TASK INSTRUCTIONS:
In full and without deviation, write out the entries that follow.

Items listed in a dataset:
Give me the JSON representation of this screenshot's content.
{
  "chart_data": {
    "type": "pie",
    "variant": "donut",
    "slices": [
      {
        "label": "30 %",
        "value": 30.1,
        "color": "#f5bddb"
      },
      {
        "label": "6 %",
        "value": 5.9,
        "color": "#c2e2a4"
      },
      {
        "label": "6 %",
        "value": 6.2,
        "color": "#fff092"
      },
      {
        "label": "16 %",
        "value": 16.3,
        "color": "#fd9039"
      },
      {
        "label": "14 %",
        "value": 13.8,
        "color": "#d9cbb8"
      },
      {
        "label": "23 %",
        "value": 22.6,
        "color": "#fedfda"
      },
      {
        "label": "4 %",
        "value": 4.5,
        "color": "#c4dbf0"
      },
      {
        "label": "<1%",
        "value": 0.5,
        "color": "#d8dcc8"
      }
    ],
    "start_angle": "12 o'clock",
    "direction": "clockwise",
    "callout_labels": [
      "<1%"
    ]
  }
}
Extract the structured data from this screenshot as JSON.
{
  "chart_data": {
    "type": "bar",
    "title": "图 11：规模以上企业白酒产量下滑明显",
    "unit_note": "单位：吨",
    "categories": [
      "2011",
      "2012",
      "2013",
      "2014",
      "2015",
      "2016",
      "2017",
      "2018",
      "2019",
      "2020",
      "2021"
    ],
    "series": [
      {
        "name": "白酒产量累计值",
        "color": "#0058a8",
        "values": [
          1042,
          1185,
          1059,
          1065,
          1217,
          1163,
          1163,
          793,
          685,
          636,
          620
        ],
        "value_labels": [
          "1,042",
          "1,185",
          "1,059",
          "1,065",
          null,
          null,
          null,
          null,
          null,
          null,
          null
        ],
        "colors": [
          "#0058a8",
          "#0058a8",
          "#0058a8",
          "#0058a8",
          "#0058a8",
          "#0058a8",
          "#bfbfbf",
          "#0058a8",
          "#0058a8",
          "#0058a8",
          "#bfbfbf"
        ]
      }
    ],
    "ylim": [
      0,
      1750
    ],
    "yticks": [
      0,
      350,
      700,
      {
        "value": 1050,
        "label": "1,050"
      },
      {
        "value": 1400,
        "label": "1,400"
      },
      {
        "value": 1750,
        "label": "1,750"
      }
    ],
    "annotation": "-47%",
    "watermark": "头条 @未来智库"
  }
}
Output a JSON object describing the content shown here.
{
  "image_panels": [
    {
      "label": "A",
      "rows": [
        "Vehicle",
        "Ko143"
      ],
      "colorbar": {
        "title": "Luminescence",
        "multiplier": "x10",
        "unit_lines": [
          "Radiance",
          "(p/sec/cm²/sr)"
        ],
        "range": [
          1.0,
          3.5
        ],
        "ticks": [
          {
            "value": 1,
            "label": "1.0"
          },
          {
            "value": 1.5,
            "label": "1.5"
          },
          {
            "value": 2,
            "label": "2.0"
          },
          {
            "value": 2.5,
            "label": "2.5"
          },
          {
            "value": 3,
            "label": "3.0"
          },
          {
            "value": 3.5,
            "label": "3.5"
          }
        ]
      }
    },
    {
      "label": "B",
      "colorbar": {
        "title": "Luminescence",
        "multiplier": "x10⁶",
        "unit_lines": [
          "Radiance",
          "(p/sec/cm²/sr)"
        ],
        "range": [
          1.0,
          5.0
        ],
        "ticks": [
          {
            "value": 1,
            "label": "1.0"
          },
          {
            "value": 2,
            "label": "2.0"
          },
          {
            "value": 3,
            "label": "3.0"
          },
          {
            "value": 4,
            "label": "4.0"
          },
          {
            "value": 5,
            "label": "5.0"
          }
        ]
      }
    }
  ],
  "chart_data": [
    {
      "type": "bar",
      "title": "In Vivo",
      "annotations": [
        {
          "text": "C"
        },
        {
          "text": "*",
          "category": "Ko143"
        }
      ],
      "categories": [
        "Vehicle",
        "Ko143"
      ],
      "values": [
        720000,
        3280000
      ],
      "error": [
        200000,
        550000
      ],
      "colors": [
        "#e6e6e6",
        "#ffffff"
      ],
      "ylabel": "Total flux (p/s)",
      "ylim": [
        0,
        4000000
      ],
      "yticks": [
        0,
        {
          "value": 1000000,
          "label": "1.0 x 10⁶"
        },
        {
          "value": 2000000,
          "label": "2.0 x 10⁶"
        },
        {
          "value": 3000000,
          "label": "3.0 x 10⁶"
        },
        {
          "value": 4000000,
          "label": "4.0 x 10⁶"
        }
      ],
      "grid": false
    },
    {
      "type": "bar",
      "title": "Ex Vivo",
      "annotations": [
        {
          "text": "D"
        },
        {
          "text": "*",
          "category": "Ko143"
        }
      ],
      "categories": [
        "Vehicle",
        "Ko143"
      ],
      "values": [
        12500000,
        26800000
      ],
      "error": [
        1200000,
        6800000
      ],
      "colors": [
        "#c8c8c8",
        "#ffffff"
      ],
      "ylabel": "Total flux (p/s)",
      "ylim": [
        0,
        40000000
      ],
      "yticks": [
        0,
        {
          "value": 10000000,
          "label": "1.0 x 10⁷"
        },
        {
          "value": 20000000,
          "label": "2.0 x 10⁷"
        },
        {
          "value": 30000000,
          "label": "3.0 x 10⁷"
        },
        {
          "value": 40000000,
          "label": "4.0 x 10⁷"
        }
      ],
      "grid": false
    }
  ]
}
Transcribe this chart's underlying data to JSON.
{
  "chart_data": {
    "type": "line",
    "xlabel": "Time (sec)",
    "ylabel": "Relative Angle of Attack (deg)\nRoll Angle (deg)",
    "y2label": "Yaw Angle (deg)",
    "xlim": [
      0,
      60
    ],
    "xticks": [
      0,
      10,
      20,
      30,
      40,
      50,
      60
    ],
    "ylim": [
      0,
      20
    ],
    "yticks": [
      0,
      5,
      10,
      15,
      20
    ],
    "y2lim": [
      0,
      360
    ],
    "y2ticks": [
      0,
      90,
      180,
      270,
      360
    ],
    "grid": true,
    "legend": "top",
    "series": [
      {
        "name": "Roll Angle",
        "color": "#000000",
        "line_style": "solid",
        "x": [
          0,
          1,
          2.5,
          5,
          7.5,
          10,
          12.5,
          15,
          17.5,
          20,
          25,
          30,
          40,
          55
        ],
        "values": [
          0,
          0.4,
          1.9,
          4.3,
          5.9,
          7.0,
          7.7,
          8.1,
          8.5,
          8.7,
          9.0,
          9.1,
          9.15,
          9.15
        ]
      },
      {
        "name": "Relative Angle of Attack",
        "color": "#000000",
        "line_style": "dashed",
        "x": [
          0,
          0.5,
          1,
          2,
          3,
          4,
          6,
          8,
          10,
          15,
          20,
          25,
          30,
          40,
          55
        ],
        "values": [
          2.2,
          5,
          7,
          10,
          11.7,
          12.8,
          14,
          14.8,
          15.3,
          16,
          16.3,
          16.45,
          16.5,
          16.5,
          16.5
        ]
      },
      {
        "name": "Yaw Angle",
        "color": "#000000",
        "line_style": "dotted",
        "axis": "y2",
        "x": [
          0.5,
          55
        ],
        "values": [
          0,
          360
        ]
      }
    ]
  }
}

COMPLETE OUTPUT:
Give me the JSON representation of this screenshot's content.
{
  "chart_data": {
    "type": "pie",
    "variant": "donut",
    "slices": [
      {
        "label": "30 %",
        "value": 30.1,
        "color": "#f5bddb"
      },
      {
        "label": "6 %",
        "value": 5.9,
        "color": "#c2e2a4"
      },
      {
        "label": "6 %",
        "value": 6.2,
        "color": "#fff092"
      },
      {
        "label": "16 %",
        "value": 16.3,
        "color": "#fd9039"
      },
      {
        "label": "14 %",
        "value": 13.8,
        "color": "#d9cbb8"
      },
      {
        "label": "23 %",
        "value": 22.6,
        "color": "#fedfda"
      },
      {
        "label": "4 %",
        "value": 4.5,
        "color": "#c4dbf0"
      },
      {
        "label": "<1%",
        "value": 0.5,
        "color": "#d8dcc8"
      }
    ],
    "start_angle": "12 o'clock",
    "direction": "clockwise",
    "callout_labels": [
      "<1%"
    ]
  }
}
Extract the structured data from this screenshot as JSON.
{
  "chart_data": {
    "type": "bar",
    "title": "图 11：规模以上企业白酒产量下滑明显",
    "unit_note": "单位：吨",
    "categories": [
      "2011",
      "2012",
      "2013",
      "2014",
      "2015",
      "2016",
      "2017",
      "2018",
      "2019",
      "2020",
      "2021"
    ],
    "series": [
      {
        "name": "白酒产量累计值",
        "color": "#0058a8",
        "values": [
          1042,
          1185,
          1059,
          1065,
          1217,
          1163,
          1163,
          793,
          685,
          636,
          620
        ],
        "value_labels": [
          "1,042",
          "1,185",
          "1,059",
          "1,065",
          null,
          null,
          null,
          null,
          null,
          null,
          null
        ],
        "colors": [
          "#0058a8",
          "#0058a8",
          "#0058a8",
          "#0058a8",
          "#0058a8",
          "#0058a8",
          "#bfbfbf",
          "#0058a8",
          "#0058a8",
          "#0058a8",
          "#bfbfbf"
        ]
      }
    ],
    "ylim": [
      0,
      1750
    ],
    "yticks": [
      0,
      350,
      700,
      {
        "value": 1050,
        "label": "1,050"
      },
      {
        "value": 1400,
        "label": "1,400"
      },
      {
        "value": 1750,
        "label": "1,750"
      }
    ],
    "annotation": "-47%",
    "watermark": "头条 @未来智库"
  }
}
Output a JSON object describing the content shown here.
{
  "image_panels": [
    {
      "label": "A",
      "rows": [
        "Vehicle",
        "Ko143"
      ],
      "colorbar": {
        "title": "Luminescence",
        "multiplier": "x10",
        "unit_lines": [
          "Radiance",
          "(p/sec/cm²/sr)"
        ],
        "range": [
          1.0,
          3.5
        ],
        "ticks": [
          {
            "value": 1,
            "label": "1.0"
          },
          {
            "value": 1.5,
            "label": "1.5"
          },
          {
            "value": 2,
            "label": "2.0"
          },
          {
            "value": 2.5,
            "label": "2.5"
          },
          {
            "value": 3,
            "label": "3.0"
          },
          {
            "value": 3.5,
            "label": "3.5"
          }
        ]
      }
    },
    {
      "label": "B",
      "colorbar": {
        "title": "Luminescence",
        "multiplier": "x10⁶",
        "unit_lines": [
          "Radiance",
          "(p/sec/cm²/sr)"
        ],
        "range": [
          1.0,
          5.0
        ],
        "ticks": [
          {
            "value": 1,
            "label": "1.0"
          },
          {
            "value": 2,
            "label": "2.0"
          },
          {
            "value": 3,
            "label": "3.0"
          },
          {
            "value": 4,
            "label": "4.0"
          },
          {
            "value": 5,
            "label": "5.0"
          }
        ]
      }
    }
  ],
  "chart_data": [
    {
      "type": "bar",
      "title": "In Vivo",
      "annotations": [
        {
          "text": "C"
        },
        {
          "text": "*",
          "category": "Ko143"
        }
      ],
      "categories": [
        "Vehicle",
        "Ko143"
      ],
      "values": [
        720000,
        3280000
      ],
      "error": [
        200000,
        550000
      ],
      "colors": [
        "#e6e6e6",
        "#ffffff"
      ],
      "ylabel": "Total flux (p/s)",
      "ylim": [
        0,
        4000000
      ],
      "yticks": [
        0,
        {
          "value": 1000000,
          "label": "1.0 x 10⁶"
        },
        {
          "value": 2000000,
          "label": "2.0 x 10⁶"
        },
        {
          "value": 3000000,
          "label": "3.0 x 10⁶"
        },
        {
          "value": 4000000,
          "label": "4.0 x 10⁶"
        }
      ],
      "grid": false
    },
    {
      "type": "bar",
      "title": "Ex Vivo",
      "annotations": [
        {
          "text": "D"
        },
        {
          "text": "*",
          "category": "Ko143"
        }
      ],
      "categories": [
        "Vehicle",
        "Ko143"
      ],
      "values": [
        12500000,
        26800000
      ],
      "error": [
        1200000,
        6800000
      ],
      "colors": [
        "#c8c8c8",
        "#ffffff"
      ],
      "ylabel": "Total flux (p/s)",
      "ylim": [
        0,
        40000000
      ],
      "yticks": [
        0,
        {
          "value": 10000000,
          "label": "1.0 x 10⁷"
        },
        {
          "value": 20000000,
          "label": "2.0 x 10⁷"
        },
        {
          "value": 30000000,
          "label": "3.0 x 10⁷"
        },
        {
          "value": 40000000,
          "label": "4.0 x 10⁷"
        }
      ],
      "grid": false
    }
  ]
}
Transcribe this chart's underlying data to JSON.
{
  "chart_data": {
    "type": "line",
    "xlabel": "Time (sec)",
    "ylabel": "Relative Angle of Attack (deg)\nRoll Angle (deg)",
    "y2label": "Yaw Angle (deg)",
    "xlim": [
      0,
      60
    ],
    "xticks": [
      0,
      10,
      20,
      30,
      40,
      50,
      60
    ],
    "ylim": [
      0,
      20
    ],
    "yticks": [
      0,
      5,
      10,
      15,
      20
    ],
    "y2lim": [
      0,
      360
    ],
    "y2ticks": [
      0,
      90,
      180,
      270,
      360
    ],
    "grid": true,
    "legend": "top",
    "series": [
      {
        "name": "Roll Angle",
        "color": "#000000",
        "line_style": "solid",
        "x": [
          0,
          1,
          2.5,
          5,
          7.5,
          10,
          12.5,
          15,
          17.5,
          20,
          25,
          30,
          40,
          55
        ],
        "values": [
          0,
          0.4,
          1.9,
          4.3,
          5.9,
          7.0,
          7.7,
          8.1,
          8.5,
          8.7,
          9.0,
          9.1,
          9.15,
          9.15
        ]
      },
      {
        "name": "Relative Angle of Attack",
        "color": "#000000",
        "line_style": "dashed",
        "x": [
          0,
          0.5,
          1,
          2,
          3,
          4,
          6,
          8,
          10,
          15,
          20,
          25,
          30,
          40,
          55
        ],
        "values": [
          2.2,
          5,
          7,
          10,
          11.7,
          12.8,
          14,
          14.8,
          15.3,
          16,
          16.3,
          16.45,
          16.5,
          16.5,
          16.5
        ]
      },
      {
        "name": "Yaw Angle",
        "color": "#000000",
        "line_style": "dotted",
        "axis": "y2",
        "x": [
          0.5,
          55
        ],
        "values": [
          0,
          360
        ]
      }
    ]
  }
}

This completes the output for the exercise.